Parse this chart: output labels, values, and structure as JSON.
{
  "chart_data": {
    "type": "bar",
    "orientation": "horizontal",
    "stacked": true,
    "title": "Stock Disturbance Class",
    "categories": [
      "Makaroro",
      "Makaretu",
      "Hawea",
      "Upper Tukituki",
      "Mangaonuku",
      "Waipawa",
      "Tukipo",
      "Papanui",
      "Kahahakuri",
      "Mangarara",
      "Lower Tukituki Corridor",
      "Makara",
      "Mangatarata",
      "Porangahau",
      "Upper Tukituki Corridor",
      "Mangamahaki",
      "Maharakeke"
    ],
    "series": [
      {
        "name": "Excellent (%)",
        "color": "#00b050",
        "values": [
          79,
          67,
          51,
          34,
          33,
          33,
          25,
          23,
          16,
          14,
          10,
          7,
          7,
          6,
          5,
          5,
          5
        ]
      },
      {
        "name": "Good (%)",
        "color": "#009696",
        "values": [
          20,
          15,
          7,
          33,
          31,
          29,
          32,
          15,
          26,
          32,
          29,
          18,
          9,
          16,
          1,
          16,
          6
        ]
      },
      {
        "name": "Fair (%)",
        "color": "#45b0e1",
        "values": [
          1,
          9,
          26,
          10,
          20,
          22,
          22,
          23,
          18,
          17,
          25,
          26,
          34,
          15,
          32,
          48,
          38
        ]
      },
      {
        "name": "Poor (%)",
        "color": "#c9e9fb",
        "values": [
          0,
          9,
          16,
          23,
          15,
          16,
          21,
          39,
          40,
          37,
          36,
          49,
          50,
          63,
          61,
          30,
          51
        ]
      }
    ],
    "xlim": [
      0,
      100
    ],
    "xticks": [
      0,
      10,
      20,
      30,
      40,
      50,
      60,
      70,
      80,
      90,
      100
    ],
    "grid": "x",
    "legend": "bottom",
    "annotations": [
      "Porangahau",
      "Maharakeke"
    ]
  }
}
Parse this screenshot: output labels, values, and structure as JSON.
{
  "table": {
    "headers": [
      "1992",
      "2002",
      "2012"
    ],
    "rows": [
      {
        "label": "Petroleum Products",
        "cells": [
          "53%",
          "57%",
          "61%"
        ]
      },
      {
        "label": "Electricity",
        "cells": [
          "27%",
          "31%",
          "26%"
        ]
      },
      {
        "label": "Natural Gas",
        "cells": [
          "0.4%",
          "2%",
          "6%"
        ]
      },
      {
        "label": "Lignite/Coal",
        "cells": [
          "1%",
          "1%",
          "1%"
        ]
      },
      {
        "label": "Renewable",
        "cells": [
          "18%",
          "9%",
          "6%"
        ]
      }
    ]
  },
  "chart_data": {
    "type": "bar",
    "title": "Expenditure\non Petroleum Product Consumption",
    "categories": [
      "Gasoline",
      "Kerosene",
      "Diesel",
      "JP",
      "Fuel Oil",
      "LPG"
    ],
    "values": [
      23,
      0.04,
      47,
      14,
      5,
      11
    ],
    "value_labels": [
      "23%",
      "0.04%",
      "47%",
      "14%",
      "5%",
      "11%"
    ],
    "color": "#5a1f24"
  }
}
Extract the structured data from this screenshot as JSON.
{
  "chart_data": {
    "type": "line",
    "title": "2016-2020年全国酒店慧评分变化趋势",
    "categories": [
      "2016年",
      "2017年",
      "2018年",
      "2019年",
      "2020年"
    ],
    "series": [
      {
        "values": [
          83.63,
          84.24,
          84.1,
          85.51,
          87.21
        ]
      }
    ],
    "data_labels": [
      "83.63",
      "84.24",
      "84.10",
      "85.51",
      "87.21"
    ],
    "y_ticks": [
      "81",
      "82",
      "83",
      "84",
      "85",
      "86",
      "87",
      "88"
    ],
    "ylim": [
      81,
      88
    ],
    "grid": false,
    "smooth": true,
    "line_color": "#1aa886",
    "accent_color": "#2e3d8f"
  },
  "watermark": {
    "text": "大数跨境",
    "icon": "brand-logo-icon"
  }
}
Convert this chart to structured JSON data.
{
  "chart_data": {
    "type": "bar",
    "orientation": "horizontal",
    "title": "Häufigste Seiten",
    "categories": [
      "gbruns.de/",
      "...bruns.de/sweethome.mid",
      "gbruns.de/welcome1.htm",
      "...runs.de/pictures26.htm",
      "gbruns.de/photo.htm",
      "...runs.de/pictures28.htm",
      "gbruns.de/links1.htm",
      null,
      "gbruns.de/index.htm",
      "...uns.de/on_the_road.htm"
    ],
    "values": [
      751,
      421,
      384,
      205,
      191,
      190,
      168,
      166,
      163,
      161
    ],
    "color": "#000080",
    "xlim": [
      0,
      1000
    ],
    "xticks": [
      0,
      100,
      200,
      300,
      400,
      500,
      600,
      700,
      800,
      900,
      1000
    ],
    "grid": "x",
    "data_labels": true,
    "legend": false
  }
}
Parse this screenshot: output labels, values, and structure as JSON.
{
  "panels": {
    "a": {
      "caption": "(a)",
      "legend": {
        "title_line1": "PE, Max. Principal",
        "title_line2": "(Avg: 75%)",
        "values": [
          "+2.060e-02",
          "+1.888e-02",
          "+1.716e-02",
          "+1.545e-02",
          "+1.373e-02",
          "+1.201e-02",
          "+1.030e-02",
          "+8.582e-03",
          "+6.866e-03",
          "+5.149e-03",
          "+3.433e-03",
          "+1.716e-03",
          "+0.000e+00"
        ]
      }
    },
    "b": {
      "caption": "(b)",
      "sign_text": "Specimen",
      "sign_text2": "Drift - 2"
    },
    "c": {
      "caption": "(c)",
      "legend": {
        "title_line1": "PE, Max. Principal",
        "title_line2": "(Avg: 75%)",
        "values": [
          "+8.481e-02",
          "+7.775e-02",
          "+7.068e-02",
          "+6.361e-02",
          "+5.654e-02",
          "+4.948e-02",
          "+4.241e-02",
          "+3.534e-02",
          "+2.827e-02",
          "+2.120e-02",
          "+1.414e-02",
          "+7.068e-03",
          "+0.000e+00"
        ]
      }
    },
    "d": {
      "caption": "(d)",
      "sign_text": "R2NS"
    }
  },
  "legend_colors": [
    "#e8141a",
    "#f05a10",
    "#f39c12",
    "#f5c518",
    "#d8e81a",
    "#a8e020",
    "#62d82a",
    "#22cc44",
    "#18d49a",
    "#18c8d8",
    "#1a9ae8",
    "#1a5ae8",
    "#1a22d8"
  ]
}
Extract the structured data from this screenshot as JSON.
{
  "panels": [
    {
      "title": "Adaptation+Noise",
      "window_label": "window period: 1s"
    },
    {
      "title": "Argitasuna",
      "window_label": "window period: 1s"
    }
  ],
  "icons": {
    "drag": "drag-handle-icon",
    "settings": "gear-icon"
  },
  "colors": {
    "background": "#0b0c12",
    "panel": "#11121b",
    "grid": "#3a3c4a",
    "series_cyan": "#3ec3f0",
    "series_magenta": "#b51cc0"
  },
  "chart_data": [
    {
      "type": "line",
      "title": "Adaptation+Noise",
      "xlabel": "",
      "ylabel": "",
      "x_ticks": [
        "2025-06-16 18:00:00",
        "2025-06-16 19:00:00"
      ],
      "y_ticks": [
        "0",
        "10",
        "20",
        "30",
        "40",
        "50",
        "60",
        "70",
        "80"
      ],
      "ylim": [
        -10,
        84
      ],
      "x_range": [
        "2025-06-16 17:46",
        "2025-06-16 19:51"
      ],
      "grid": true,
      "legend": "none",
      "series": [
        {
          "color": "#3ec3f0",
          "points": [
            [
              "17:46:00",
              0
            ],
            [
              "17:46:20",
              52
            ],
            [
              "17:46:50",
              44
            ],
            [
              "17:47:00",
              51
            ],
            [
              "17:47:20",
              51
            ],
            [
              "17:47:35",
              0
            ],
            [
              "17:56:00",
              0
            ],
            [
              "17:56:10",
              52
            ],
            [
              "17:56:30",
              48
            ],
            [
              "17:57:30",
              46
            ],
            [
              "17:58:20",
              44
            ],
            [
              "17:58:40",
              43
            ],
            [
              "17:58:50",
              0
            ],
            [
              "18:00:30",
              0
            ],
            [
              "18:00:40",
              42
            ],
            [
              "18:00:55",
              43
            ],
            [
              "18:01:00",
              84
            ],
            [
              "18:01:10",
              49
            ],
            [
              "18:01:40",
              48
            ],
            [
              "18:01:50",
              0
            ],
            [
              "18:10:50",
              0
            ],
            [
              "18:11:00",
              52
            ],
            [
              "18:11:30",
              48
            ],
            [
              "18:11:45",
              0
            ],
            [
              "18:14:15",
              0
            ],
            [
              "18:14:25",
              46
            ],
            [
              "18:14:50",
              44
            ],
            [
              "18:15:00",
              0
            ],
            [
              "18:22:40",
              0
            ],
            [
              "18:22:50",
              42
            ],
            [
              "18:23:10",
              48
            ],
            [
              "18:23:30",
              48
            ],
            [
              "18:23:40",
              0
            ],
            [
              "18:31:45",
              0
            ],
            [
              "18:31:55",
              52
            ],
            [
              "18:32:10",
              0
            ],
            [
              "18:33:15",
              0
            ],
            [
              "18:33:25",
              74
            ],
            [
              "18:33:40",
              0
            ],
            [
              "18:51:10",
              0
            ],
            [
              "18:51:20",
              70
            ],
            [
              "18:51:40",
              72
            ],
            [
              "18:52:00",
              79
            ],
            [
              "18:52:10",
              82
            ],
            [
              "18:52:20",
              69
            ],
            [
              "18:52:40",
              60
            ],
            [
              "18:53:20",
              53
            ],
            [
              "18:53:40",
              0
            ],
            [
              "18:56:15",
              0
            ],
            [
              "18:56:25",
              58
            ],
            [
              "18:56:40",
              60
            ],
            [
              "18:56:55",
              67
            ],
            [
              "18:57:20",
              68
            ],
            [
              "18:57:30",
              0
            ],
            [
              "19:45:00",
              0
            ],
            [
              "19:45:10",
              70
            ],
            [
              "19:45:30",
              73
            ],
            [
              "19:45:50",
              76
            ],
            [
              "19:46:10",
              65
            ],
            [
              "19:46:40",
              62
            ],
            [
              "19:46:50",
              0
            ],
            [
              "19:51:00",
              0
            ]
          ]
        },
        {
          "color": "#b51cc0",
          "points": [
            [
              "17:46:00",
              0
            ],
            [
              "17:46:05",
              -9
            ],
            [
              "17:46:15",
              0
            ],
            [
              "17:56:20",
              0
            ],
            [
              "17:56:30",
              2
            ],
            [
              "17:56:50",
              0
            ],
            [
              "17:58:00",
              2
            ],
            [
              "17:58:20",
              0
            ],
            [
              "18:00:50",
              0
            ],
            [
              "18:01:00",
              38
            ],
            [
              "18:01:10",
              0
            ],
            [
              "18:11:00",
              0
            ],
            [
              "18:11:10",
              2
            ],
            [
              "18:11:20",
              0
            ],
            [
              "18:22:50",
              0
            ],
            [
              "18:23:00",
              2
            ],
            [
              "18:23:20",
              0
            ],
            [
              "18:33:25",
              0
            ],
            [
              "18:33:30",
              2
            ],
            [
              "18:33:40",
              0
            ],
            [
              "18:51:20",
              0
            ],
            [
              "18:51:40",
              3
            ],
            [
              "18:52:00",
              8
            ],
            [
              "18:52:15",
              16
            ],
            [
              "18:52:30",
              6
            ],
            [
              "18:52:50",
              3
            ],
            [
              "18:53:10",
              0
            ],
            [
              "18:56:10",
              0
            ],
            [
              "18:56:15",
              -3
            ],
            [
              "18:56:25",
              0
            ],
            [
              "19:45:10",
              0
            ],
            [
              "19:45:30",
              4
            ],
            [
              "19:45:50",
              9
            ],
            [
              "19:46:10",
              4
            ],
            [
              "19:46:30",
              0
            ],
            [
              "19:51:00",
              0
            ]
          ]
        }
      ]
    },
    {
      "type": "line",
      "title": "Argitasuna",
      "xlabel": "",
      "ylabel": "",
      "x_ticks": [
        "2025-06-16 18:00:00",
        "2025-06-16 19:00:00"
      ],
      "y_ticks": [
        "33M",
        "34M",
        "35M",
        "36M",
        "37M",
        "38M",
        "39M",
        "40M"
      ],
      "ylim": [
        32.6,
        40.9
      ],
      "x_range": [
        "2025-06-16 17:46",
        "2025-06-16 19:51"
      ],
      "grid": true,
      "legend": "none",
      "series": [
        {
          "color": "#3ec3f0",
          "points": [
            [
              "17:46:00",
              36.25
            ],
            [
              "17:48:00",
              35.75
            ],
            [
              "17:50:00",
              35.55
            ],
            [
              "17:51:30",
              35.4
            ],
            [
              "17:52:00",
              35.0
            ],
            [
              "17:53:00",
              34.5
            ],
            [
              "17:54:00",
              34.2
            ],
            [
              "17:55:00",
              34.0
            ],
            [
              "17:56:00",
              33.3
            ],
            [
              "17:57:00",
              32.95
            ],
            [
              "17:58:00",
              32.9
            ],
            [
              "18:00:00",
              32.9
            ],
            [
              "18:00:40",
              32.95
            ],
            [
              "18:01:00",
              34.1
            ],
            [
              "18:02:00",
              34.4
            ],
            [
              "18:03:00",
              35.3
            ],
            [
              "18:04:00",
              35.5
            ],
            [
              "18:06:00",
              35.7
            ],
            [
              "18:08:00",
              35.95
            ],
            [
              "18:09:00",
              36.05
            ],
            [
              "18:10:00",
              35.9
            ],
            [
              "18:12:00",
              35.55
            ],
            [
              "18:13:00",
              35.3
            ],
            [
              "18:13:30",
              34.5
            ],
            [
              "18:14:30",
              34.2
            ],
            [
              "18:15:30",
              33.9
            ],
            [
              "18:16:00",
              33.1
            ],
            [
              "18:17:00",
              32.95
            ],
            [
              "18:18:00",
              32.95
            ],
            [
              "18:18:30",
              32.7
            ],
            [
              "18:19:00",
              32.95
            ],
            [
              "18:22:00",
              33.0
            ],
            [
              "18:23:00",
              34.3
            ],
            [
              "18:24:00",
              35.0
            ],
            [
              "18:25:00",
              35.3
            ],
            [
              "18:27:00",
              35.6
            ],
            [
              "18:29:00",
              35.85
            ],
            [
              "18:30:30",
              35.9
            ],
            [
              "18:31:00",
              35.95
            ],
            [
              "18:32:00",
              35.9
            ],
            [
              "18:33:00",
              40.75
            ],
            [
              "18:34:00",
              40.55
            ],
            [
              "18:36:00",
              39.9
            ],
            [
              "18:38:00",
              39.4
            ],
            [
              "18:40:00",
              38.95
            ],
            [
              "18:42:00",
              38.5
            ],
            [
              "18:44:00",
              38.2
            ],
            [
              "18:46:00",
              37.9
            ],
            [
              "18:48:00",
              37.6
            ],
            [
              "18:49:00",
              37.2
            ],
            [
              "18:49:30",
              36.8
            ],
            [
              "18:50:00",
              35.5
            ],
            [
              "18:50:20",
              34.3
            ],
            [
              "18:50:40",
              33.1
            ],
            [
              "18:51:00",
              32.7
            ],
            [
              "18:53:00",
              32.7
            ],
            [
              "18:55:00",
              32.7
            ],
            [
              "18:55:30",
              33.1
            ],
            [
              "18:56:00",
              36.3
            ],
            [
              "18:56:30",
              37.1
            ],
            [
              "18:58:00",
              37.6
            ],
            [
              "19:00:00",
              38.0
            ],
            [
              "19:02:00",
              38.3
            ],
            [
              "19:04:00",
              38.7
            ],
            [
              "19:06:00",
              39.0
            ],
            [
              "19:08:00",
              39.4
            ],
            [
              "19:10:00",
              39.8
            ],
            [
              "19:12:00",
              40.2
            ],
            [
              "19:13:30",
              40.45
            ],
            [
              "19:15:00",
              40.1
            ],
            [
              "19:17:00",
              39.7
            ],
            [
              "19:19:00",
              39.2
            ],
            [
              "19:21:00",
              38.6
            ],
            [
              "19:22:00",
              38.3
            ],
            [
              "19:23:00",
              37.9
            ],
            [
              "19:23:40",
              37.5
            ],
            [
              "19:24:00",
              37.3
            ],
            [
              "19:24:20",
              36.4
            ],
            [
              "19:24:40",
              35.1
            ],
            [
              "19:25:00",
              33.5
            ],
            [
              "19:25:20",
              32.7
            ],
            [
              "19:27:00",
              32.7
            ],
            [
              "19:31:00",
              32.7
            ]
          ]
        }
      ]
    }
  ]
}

- Written problem
Extract every line of the records above that contains the word "name".

- Complete response
        "name": "Excellent (%)",
        "name": "Good (%)",
        "name": "Fair (%)",
        "name": "Poor (%)",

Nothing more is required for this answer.